- **EXERCISE DETAILS**:
Produce an exact copy of all the data below, dropping every image.

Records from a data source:
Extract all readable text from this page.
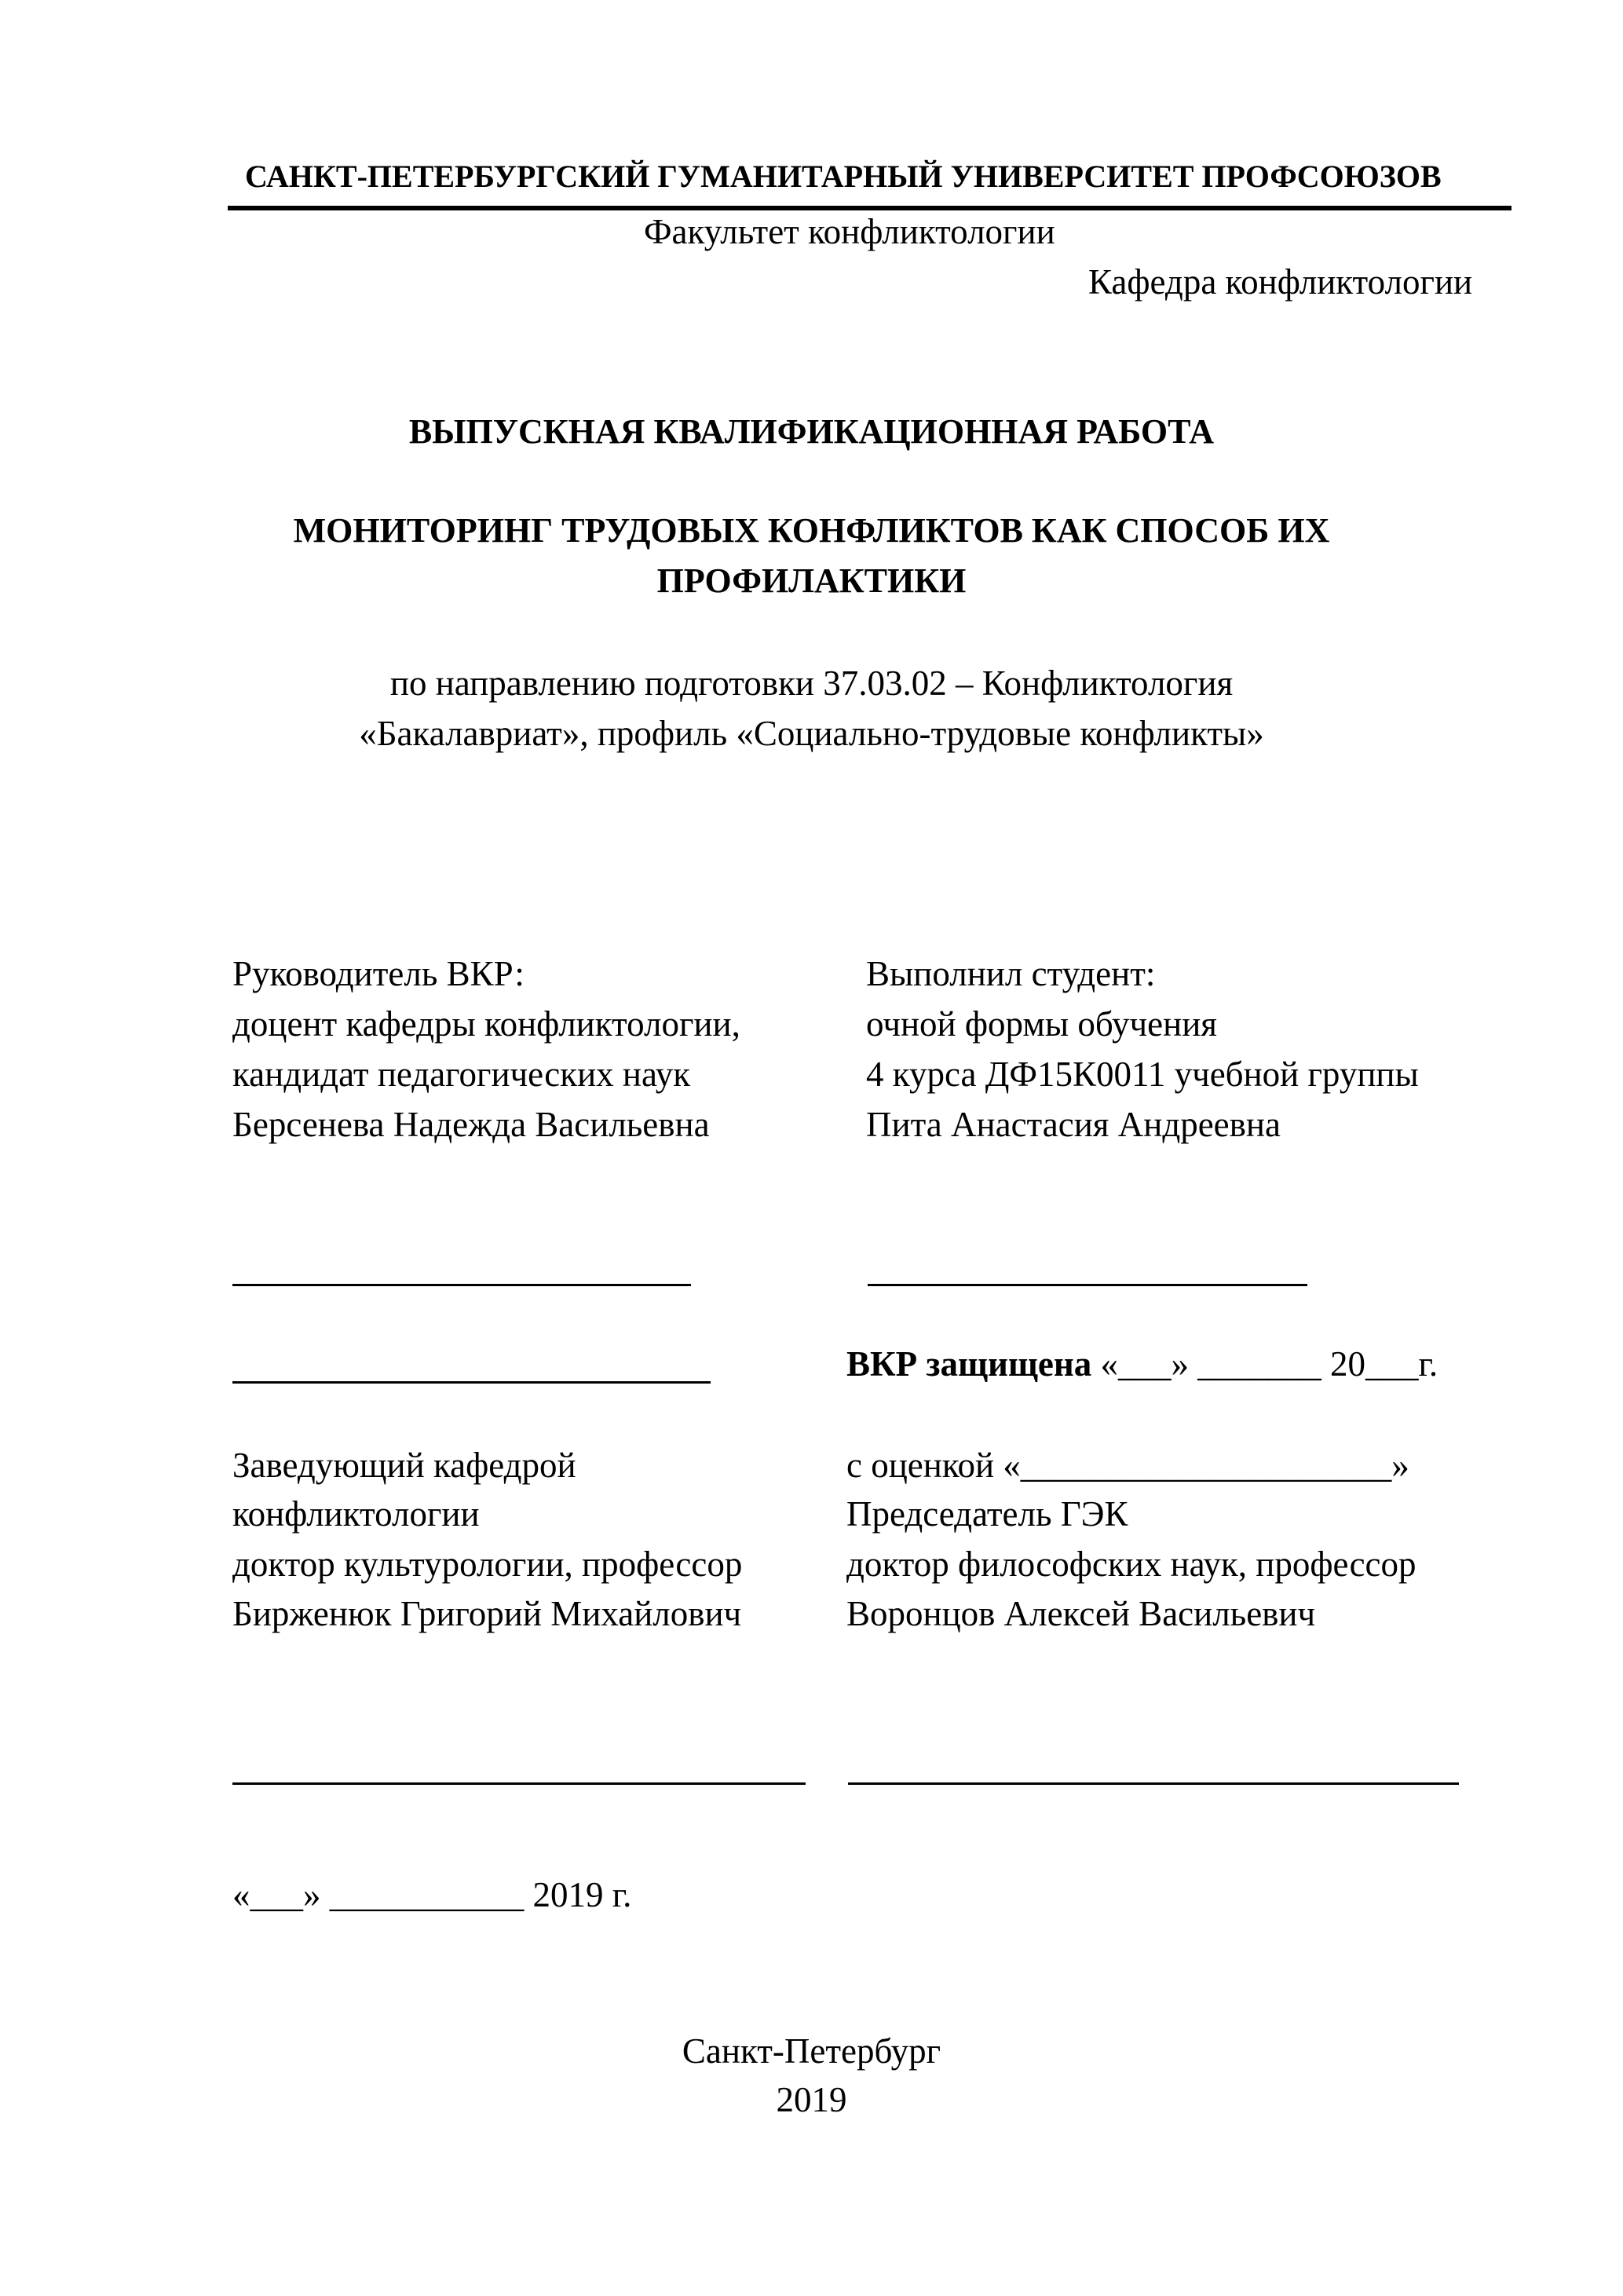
САНКТ-ПЕТЕРБУРГСКИЙ ГУМАНИТАРНЫЙ УНИВЕРСИТЕТ ПРОФСОЮЗОВ
Факультет конфликтологии
Кафедра конфликтологии
ВЫПУСКНАЯ КВАЛИФИКАЦИОННАЯ РАБОТА
МОНИТОРИНГ ТРУДОВЫХ КОНФЛИКТОВ КАК СПОСОБ ИХ
ПРОФИЛАКТИКИ
по направлению подготовки 37.03.02 – Конфликтология
«Бакалавриат», профиль «Социально-трудовые конфликты»
Руководитель ВКР:
доцент кафедры конфликтологии,
кандидат педагогических наук
Берсенева Надежда Васильевна
Выполнил студент:
очной формы обучения
4 курса ДФ15К0011 учебной группы
Пита Анастасия Андреевна
ВКР защищена «___» _______ 20___г.
Заведующий кафедрой
конфликтологии
доктор культурологии, профессор
Бирженюк Григорий Михайлович
с оценкой «_____________________»
Председатель ГЭК
доктор философских наук, профессор
Воронцов Алексей Васильевич
«___» ___________ 2019 г.
Санкт-Петербург
2019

- **ANSWER TO THE TASK**:
Extract all readable text from this page.
САНКТ-ПЕТЕРБУРГСКИЙ ГУМАНИТАРНЫЙ УНИВЕРСИТЕТ ПРОФСОЮЗОВ
Факультет конфликтологии
Кафедра конфликтологии
ВЫПУСКНАЯ КВАЛИФИКАЦИОННАЯ РАБОТА
МОНИТОРИНГ ТРУДОВЫХ КОНФЛИКТОВ КАК СПОСОБ ИХ
ПРОФИЛАКТИКИ
по направлению подготовки 37.03.02 – Конфликтология
«Бакалавриат», профиль «Социально-трудовые конфликты»
Руководитель ВКР:
доцент кафедры конфликтологии,
кандидат педагогических наук
Берсенева Надежда Васильевна
Выполнил студент:
очной формы обучения
4 курса ДФ15К0011 учебной группы
Пита Анастасия Андреевна
ВКР защищена «___» _______ 20___г.
Заведующий кафедрой
конфликтологии
доктор культурологии, профессор
Бирженюк Григорий Михайлович
с оценкой «_____________________»
Председатель ГЭК
доктор философских наук, профессор
Воронцов Алексей Васильевич
«___» ___________ 2019 г.
Санкт-Петербург
2019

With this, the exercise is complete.